* Problema:
Por favor, diga se cada afirmação concorda com o texto sobre o atentado em Moscovo, respondendo sim ou não e citando as palavras exatas do texto que o decidem.
(a) O ataque matou pelo menos 139 pessoas.
(b) Macron continua a comunicar diretamente com Putin.
(c) O governo de Gabriel Attal pôs 4 mil militares em alerta.

* Excerto do texto:
——————————

Três dias após atentado, Putin admite autoria de “islamistas radicais”
Líder russo mantém a suspeita de que o ataque terrorista tenha ligações ao “regime neonazi de Kiev”. Macron oferece cooperação francesa e diz para Moscovo não culpar a Ucrânia.
OKremlin recusou comentar as ligações dos suspeitos do ataque terrorista na sala de concertos Crocus City Hall, nos subúrbios de Moscovo, ao Estado Islâmico na segunda-feira, para horas depois o líder máximo russo admiti-lo. No entanto, Vladimir Putin não abandonou a narrativa de que a Ucrânia esteja envolvida no tiroteio e incêndio que matou pelo menos 139 pessoas na sexta-feira.
“Sabemos que o crime foi cometido pelas mãos de islamistas radicais, cuja ideologia o próprio mundo islâmico combate há séculos”, disse Putin antes de assestar baterias para a Ucrânia. “Esta atrocidade pode ser apenas um elo de uma série de tentativas daqueles que estão em guerra com o nosso país desde 2014, pelas mãos do regime neonazi de Kiev. É claro que é necessário responder à pergunta: porque é que, depois de cometerem o crime, os terroristas tentaram ir para a Ucrânia? Quem estava à espera deles lá?”, especulou. A filial afegã do Estado Islâmico (EI-Khorasan) tem reivindicado desde sexta-feira a autoria do atentado, com os meios de comunicação e as redes sociais ligadas ao EI a publicarem vídeos dos atiradores no interior do recinto.
O presidente francês disse ter informações que indicam ter sido “uma entidade do Estado Islâmico que instigou” o ataque. Emmanuel Macron ofereceu a cooperação francesa a Moscovo e advertiu a liderança russa: “Seria cínico e contraproducente para a própria Rússia e para a segurança dos seus cidadãos utilizar este contexto para tentar virá-lo contra a Ucrânia.” Macron, que no início da invasão da Rússia falou várias vezes com Putin, não mais comunicou diretamente com o líder russo. Já o primeiro-ministro Gabriel Attal, cujo governo elevou o dispositivo antiterrorista para o nível mais elevado, com 4 mil militares em alerta, disse que as autoridades francesas frustraram dois ataques terroristas desde janeiro.
A ameaça do Estado Islâmico-Khorasan também não é novidade na Rússia. Com a intervenção militar na Síria, o Kremlin e o EI declararam guerra mutuamente. Em fevereiro de 2023, o FSB afirmou ter impedido um ataque do EI a uma fábrica de produtos químicos em Kaluga. Na mesma cidade, mas no início do mês, o FSB “neutralizou” militantes do EI e disse ter frustrado um ataque contra uma sinagoga em Moscovo.

——————————

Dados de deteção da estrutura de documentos
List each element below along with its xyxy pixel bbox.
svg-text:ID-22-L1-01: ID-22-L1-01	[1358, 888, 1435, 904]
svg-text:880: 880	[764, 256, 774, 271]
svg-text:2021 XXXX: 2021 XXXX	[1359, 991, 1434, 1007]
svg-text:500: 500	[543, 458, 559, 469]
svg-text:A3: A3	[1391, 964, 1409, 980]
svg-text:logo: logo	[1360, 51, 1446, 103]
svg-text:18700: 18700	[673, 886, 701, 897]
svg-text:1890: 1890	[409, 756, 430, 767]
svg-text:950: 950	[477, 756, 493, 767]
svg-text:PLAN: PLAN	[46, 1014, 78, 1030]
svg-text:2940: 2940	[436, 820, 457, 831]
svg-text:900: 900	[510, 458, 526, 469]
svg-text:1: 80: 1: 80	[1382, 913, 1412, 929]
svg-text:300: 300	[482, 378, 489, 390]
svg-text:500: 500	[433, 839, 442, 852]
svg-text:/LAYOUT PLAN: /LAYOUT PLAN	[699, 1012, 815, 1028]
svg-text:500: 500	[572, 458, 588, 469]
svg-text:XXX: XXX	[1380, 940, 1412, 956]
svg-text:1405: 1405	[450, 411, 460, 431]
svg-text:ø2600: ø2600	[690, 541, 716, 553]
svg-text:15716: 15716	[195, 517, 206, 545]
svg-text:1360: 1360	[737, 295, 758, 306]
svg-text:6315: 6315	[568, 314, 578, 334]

——————————

* Resposta:
(a) Sim: «matou pelo menos 139 pessoas na sexta-feira».
(b) Não: «não mais comunicou diretamente com o líder russo».
(c) Sim: «com 4 mil militares em alerta».